Among the entries below, find the lines with "date" and copy them.

■ DATA FOR THE TASK:
++++++++

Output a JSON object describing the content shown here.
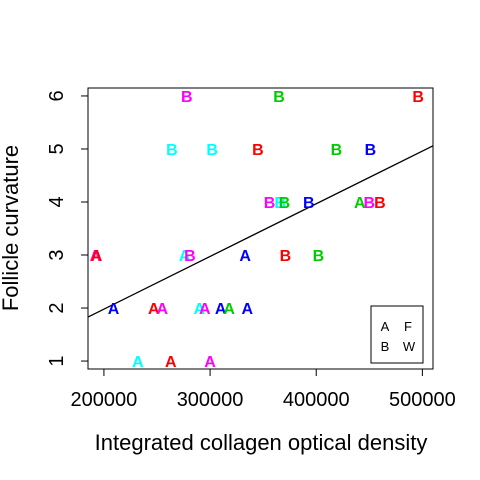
{
  "chart_data": {
    "type": "scatter",
    "title": "",
    "xlabel": "Integrated collagen optical density",
    "ylabel": "Follicle curvature",
    "xlim": [
      185000,
      510000
    ],
    "ylim": [
      0.85,
      6.15
    ],
    "xticks": [
      200000,
      300000,
      400000,
      500000
    ],
    "xtick_labels": [
      "200000",
      "300000",
      "400000",
      "500000"
    ],
    "yticks": [
      1,
      2,
      3,
      4,
      5,
      6
    ],
    "ytick_labels": [
      "1",
      "2",
      "3",
      "4",
      "5",
      "6"
    ],
    "grid": false,
    "legend_position": "bottom-right",
    "legend_entries": [
      "A",
      "F",
      "B",
      "W"
    ],
    "colors": {
      "red": "#ff0000",
      "green": "#00cd00",
      "blue": "#0000ff",
      "cyan": "#00ffff",
      "magenta": "#ff00ff",
      "black": "#000000"
    },
    "regression_line": {
      "x": [
        185000,
        510000
      ],
      "y": [
        1.83,
        5.06
      ]
    },
    "points": [
      {
        "label": "B",
        "x": 278000,
        "y": 6,
        "color": "magenta"
      },
      {
        "label": "B",
        "x": 365000,
        "y": 6,
        "color": "green"
      },
      {
        "label": "B",
        "x": 496000,
        "y": 6,
        "color": "red"
      },
      {
        "label": "B",
        "x": 264000,
        "y": 5,
        "color": "cyan"
      },
      {
        "label": "B",
        "x": 302000,
        "y": 5,
        "color": "cyan"
      },
      {
        "label": "B",
        "x": 345000,
        "y": 5,
        "color": "red"
      },
      {
        "label": "B",
        "x": 419000,
        "y": 5,
        "color": "green"
      },
      {
        "label": "B",
        "x": 451000,
        "y": 5,
        "color": "blue"
      },
      {
        "label": "B",
        "x": 356000,
        "y": 4,
        "color": "magenta"
      },
      {
        "label": "B",
        "x": 366000,
        "y": 4,
        "color": "cyan"
      },
      {
        "label": "B",
        "x": 370000,
        "y": 4,
        "color": "green"
      },
      {
        "label": "B",
        "x": 393000,
        "y": 4,
        "color": "blue"
      },
      {
        "label": "A",
        "x": 441000,
        "y": 4,
        "color": "green"
      },
      {
        "label": "B",
        "x": 450000,
        "y": 4,
        "color": "magenta"
      },
      {
        "label": "B",
        "x": 460000,
        "y": 4,
        "color": "red"
      },
      {
        "label": "A",
        "x": 192000,
        "y": 3,
        "color": "magenta"
      },
      {
        "label": "A",
        "x": 193000,
        "y": 3,
        "color": "red"
      },
      {
        "label": "A",
        "x": 276000,
        "y": 3,
        "color": "cyan"
      },
      {
        "label": "B",
        "x": 281000,
        "y": 3,
        "color": "magenta"
      },
      {
        "label": "A",
        "x": 333000,
        "y": 3,
        "color": "blue"
      },
      {
        "label": "B",
        "x": 371000,
        "y": 3,
        "color": "red"
      },
      {
        "label": "B",
        "x": 402000,
        "y": 3,
        "color": "green"
      },
      {
        "label": "A",
        "x": 209000,
        "y": 2,
        "color": "blue"
      },
      {
        "label": "A",
        "x": 247000,
        "y": 2,
        "color": "red"
      },
      {
        "label": "A",
        "x": 255000,
        "y": 2,
        "color": "magenta"
      },
      {
        "label": "A",
        "x": 290000,
        "y": 2,
        "color": "cyan"
      },
      {
        "label": "A",
        "x": 295000,
        "y": 2,
        "color": "magenta"
      },
      {
        "label": "A",
        "x": 310000,
        "y": 2,
        "color": "blue"
      },
      {
        "label": "A",
        "x": 318000,
        "y": 2,
        "color": "green"
      },
      {
        "label": "A",
        "x": 335000,
        "y": 2,
        "color": "blue"
      },
      {
        "label": "A",
        "x": 232000,
        "y": 1,
        "color": "cyan"
      },
      {
        "label": "A",
        "x": 263000,
        "y": 1,
        "color": "red"
      },
      {
        "label": "A",
        "x": 300000,
        "y": 1,
        "color": "magenta"
      }
    ]
  }
}
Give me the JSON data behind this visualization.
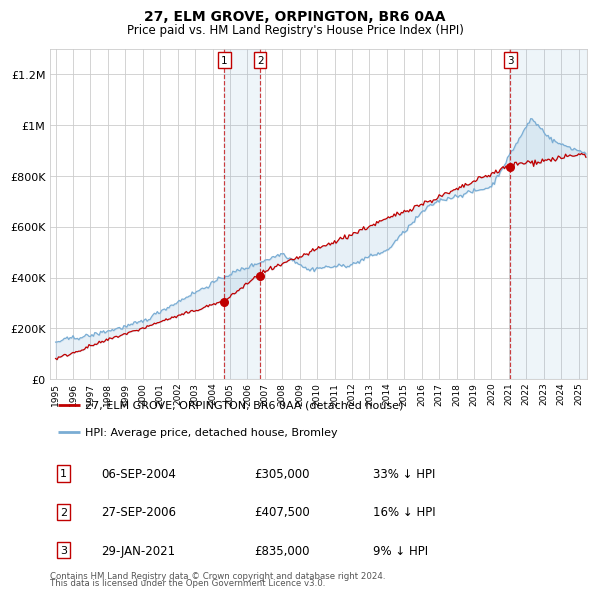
{
  "title": "27, ELM GROVE, ORPINGTON, BR6 0AA",
  "subtitle": "Price paid vs. HM Land Registry's House Price Index (HPI)",
  "legend_label_red": "27, ELM GROVE, ORPINGTON, BR6 0AA (detached house)",
  "legend_label_blue": "HPI: Average price, detached house, Bromley",
  "footer1": "Contains HM Land Registry data © Crown copyright and database right 2024.",
  "footer2": "This data is licensed under the Open Government Licence v3.0.",
  "sales": [
    {
      "num": 1,
      "date": "06-SEP-2004",
      "price": "£305,000",
      "hpi": "33% ↓ HPI",
      "year": 2004.68
    },
    {
      "num": 2,
      "date": "27-SEP-2006",
      "price": "£407,500",
      "hpi": "16% ↓ HPI",
      "year": 2006.73
    },
    {
      "num": 3,
      "date": "29-JAN-2021",
      "price": "£835,000",
      "hpi": "9% ↓ HPI",
      "year": 2021.08
    }
  ],
  "sale_prices": [
    305000,
    407500,
    835000
  ],
  "hpi_color": "#7aadd4",
  "price_color": "#c00000",
  "sale_box_color": "#c00000",
  "grid_color": "#cccccc",
  "bg_color": "#ffffff",
  "ylim_max": 1300000,
  "xlim_start": 1994.7,
  "xlim_end": 2025.5
}
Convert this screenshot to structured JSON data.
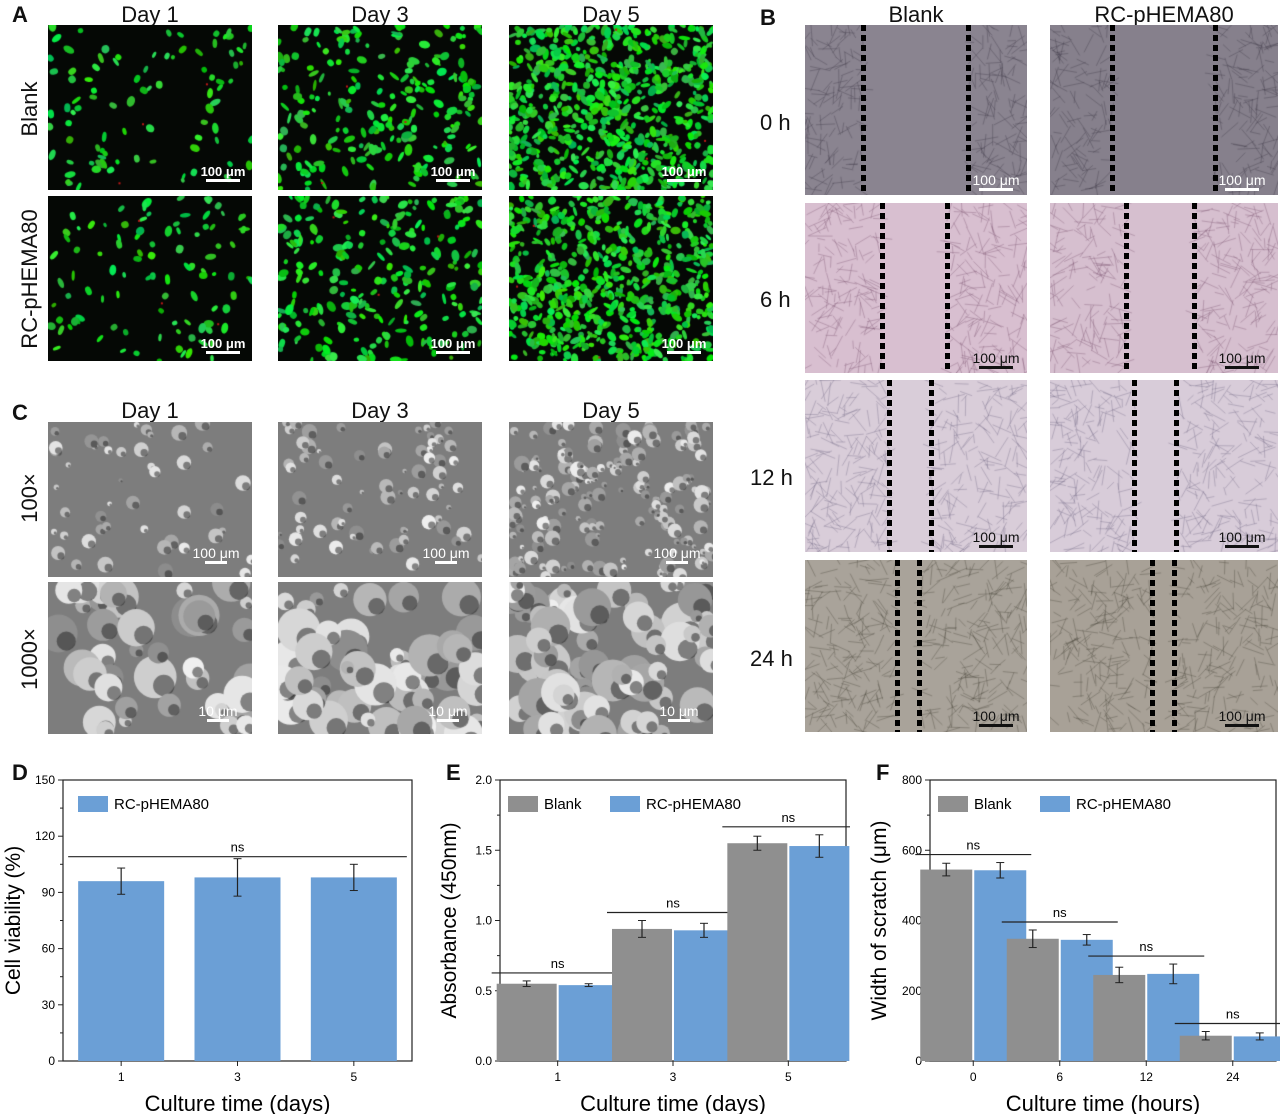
{
  "panels": {
    "A": {
      "label": "A",
      "columns": [
        "Day 1",
        "Day 3",
        "Day 5"
      ],
      "rows": [
        "Blank",
        "RC-pHEMA80"
      ],
      "scale": "100 μm"
    },
    "B": {
      "label": "B",
      "columns": [
        "Blank",
        "RC-pHEMA80"
      ],
      "rows": [
        "0 h",
        "6 h",
        "12 h",
        "24 h"
      ],
      "scale": "100 μm"
    },
    "C": {
      "label": "C",
      "columns": [
        "Day 1",
        "Day 3",
        "Day 5"
      ],
      "rows": [
        "100×",
        "1000×"
      ],
      "scale_low": "100 μm",
      "scale_high": "10 μm"
    },
    "D": {
      "label": "D"
    },
    "E": {
      "label": "E"
    },
    "F": {
      "label": "F"
    }
  },
  "colors": {
    "blank": "#8f8f8f",
    "rc": "#6b9fd6",
    "fluor": "#3fdc3f"
  },
  "chart_data": [
    {
      "id": "D",
      "type": "bar",
      "categories": [
        "1",
        "3",
        "5"
      ],
      "series": [
        {
          "name": "RC-pHEMA80",
          "values": [
            96,
            98,
            98
          ],
          "errors": [
            7,
            10,
            7
          ]
        }
      ],
      "xlabel": "Culture time (days)",
      "ylabel": "Cell viability (%)",
      "ylim": [
        0,
        150
      ],
      "yticks": [
        "0",
        "30",
        "60",
        "90",
        "120",
        "150"
      ],
      "annotations": [
        "ns"
      ]
    },
    {
      "id": "E",
      "type": "bar",
      "categories": [
        "1",
        "3",
        "5"
      ],
      "series": [
        {
          "name": "Blank",
          "values": [
            0.55,
            0.94,
            1.55
          ],
          "errors": [
            0.02,
            0.06,
            0.05
          ]
        },
        {
          "name": "RC-pHEMA80",
          "values": [
            0.54,
            0.93,
            1.53
          ],
          "errors": [
            0.01,
            0.05,
            0.08
          ]
        }
      ],
      "xlabel": "Culture time (days)",
      "ylabel": "Absorbance (450nm)",
      "ylim": [
        0,
        2.0
      ],
      "yticks": [
        "0.0",
        "0.5",
        "1.0",
        "1.5",
        "2.0"
      ],
      "annotations": [
        "ns",
        "ns",
        "ns"
      ]
    },
    {
      "id": "F",
      "type": "bar",
      "categories": [
        "0",
        "6",
        "12",
        "24"
      ],
      "series": [
        {
          "name": "Blank",
          "values": [
            545,
            348,
            245,
            72
          ],
          "errors": [
            18,
            25,
            22,
            12
          ]
        },
        {
          "name": "RC-pHEMA80",
          "values": [
            543,
            345,
            248,
            70
          ],
          "errors": [
            22,
            15,
            28,
            10
          ]
        }
      ],
      "xlabel": "Culture time (hours)",
      "ylabel": "Width of scratch (μm)",
      "ylim": [
        0,
        800
      ],
      "yticks": [
        "0",
        "200",
        "400",
        "600",
        "800"
      ],
      "annotations": [
        "ns",
        "ns",
        "ns",
        "ns"
      ]
    }
  ]
}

++++++++

■ IN RESPONSE:
      "date": "06-SEP-2004",
      "date": "27-SEP-2006",
      "date": "29-JAN-2021",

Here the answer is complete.